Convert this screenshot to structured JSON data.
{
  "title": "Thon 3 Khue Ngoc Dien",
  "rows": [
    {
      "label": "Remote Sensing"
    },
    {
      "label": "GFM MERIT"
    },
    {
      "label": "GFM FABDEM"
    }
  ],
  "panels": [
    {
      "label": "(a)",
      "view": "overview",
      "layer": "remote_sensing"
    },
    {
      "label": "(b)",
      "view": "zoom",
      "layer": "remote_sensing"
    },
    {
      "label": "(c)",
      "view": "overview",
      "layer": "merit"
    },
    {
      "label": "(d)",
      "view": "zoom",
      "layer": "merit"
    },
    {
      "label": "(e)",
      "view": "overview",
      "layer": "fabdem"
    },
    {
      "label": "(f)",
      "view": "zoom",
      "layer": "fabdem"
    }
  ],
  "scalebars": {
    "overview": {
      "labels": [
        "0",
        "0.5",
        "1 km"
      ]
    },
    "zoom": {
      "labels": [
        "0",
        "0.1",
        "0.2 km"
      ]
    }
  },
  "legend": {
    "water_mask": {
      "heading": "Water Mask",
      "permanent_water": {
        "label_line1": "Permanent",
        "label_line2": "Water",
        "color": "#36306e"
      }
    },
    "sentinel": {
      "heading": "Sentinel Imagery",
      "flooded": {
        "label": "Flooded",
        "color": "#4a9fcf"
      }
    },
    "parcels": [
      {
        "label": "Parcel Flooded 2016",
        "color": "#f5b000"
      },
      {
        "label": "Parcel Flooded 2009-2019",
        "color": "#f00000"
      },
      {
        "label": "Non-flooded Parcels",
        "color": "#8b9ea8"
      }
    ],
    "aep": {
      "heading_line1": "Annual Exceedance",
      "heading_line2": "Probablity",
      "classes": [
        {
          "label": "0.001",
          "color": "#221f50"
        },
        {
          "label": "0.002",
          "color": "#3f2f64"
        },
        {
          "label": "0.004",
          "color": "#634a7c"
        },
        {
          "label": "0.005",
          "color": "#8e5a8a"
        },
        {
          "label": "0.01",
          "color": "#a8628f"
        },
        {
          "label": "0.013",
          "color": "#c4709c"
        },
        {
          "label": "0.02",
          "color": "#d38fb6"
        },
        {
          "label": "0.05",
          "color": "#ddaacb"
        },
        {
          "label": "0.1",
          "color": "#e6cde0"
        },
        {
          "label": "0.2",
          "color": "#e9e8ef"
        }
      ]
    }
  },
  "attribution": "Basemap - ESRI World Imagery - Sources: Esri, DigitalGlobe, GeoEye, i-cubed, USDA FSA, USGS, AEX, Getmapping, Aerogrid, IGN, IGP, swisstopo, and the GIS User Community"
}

◆ ◆ ◆ ◆ ◆

■ TASK BRIEF:
Your task is to quote all of the data word for word.

■ WORKED SOLUTION:
Convert this screenshot to structured JSON data.
{
  "title": "Thon 3 Khue Ngoc Dien",
  "rows": [
    {
      "label": "Remote Sensing"
    },
    {
      "label": "GFM MERIT"
    },
    {
      "label": "GFM FABDEM"
    }
  ],
  "panels": [
    {
      "label": "(a)",
      "view": "overview",
      "layer": "remote_sensing"
    },
    {
      "label": "(b)",
      "view": "zoom",
      "layer": "remote_sensing"
    },
    {
      "label": "(c)",
      "view": "overview",
      "layer": "merit"
    },
    {
      "label": "(d)",
      "view": "zoom",
      "layer": "merit"
    },
    {
      "label": "(e)",
      "view": "overview",
      "layer": "fabdem"
    },
    {
      "label": "(f)",
      "view": "zoom",
      "layer": "fabdem"
    }
  ],
  "scalebars": {
    "overview": {
      "labels": [
        "0",
        "0.5",
        "1 km"
      ]
    },
    "zoom": {
      "labels": [
        "0",
        "0.1",
        "0.2 km"
      ]
    }
  },
  "legend": {
    "water_mask": {
      "heading": "Water Mask",
      "permanent_water": {
        "label_line1": "Permanent",
        "label_line2": "Water",
        "color": "#36306e"
      }
    },
    "sentinel": {
      "heading": "Sentinel Imagery",
      "flooded": {
        "label": "Flooded",
        "color": "#4a9fcf"
      }
    },
    "parcels": [
      {
        "label": "Parcel Flooded 2016",
        "color": "#f5b000"
      },
      {
        "label": "Parcel Flooded 2009-2019",
        "color": "#f00000"
      },
      {
        "label": "Non-flooded Parcels",
        "color": "#8b9ea8"
      }
    ],
    "aep": {
      "heading_line1": "Annual Exceedance",
      "heading_line2": "Probablity",
      "classes": [
        {
          "label": "0.001",
          "color": "#221f50"
        },
        {
          "label": "0.002",
          "color": "#3f2f64"
        },
        {
          "label": "0.004",
          "color": "#634a7c"
        },
        {
          "label": "0.005",
          "color": "#8e5a8a"
        },
        {
          "label": "0.01",
          "color": "#a8628f"
        },
        {
          "label": "0.013",
          "color": "#c4709c"
        },
        {
          "label": "0.02",
          "color": "#d38fb6"
        },
        {
          "label": "0.05",
          "color": "#ddaacb"
        },
        {
          "label": "0.1",
          "color": "#e6cde0"
        },
        {
          "label": "0.2",
          "color": "#e9e8ef"
        }
      ]
    }
  },
  "attribution": "Basemap - ESRI World Imagery - Sources: Esri, DigitalGlobe, GeoEye, i-cubed, USDA FSA, USGS, AEX, Getmapping, Aerogrid, IGN, IGP, swisstopo, and the GIS User Community"
}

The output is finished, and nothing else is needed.